--- start of EXERCISE INPUTS ---

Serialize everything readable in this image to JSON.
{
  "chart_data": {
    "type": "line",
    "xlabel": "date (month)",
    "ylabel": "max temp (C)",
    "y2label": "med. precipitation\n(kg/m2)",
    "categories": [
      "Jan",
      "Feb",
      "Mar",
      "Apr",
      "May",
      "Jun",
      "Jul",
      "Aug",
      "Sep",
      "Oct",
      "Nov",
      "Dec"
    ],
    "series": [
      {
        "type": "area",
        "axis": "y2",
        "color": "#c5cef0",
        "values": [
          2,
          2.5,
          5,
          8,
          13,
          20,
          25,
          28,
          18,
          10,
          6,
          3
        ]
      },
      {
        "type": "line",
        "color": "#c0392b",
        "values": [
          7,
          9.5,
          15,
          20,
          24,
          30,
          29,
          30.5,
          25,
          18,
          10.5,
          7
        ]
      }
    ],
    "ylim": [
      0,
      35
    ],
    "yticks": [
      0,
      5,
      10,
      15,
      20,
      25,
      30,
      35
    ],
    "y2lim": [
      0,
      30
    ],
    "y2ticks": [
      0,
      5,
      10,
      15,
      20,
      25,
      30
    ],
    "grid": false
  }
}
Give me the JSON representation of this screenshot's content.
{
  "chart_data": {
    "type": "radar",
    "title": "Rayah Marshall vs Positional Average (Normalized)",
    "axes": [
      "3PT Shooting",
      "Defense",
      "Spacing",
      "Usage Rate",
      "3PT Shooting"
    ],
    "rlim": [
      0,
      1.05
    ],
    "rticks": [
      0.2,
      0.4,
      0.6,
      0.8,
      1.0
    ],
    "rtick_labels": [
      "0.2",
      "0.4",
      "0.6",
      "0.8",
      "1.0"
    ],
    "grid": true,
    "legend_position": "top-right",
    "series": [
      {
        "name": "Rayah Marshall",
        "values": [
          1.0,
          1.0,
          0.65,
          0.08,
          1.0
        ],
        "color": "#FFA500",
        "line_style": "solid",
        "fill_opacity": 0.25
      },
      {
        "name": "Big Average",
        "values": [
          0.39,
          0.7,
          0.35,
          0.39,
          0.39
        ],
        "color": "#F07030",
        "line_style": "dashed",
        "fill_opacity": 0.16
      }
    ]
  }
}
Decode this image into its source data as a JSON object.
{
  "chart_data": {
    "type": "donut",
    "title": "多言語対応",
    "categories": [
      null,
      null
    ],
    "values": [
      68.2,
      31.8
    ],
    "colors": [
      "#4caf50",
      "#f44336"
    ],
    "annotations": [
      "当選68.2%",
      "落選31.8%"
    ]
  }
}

--- end of EXERCISE INPUTS ---

*DIRECTION*. Locate the line that contains "Decode this image", then please quote it and every line after it to the end of the entries above, exactly and with nothing else.

*CORRECT RESPONSE*.
Decode this image into its source data as a JSON object.
{
  "chart_data": {
    "type": "donut",
    "title": "多言語対応",
    "categories": [
      null,
      null
    ],
    "values": [
      68.2,
      31.8
    ],
    "colors": [
      "#4caf50",
      "#f44336"
    ],
    "annotations": [
      "当選68.2%",
      "落選31.8%"
    ]
  }
}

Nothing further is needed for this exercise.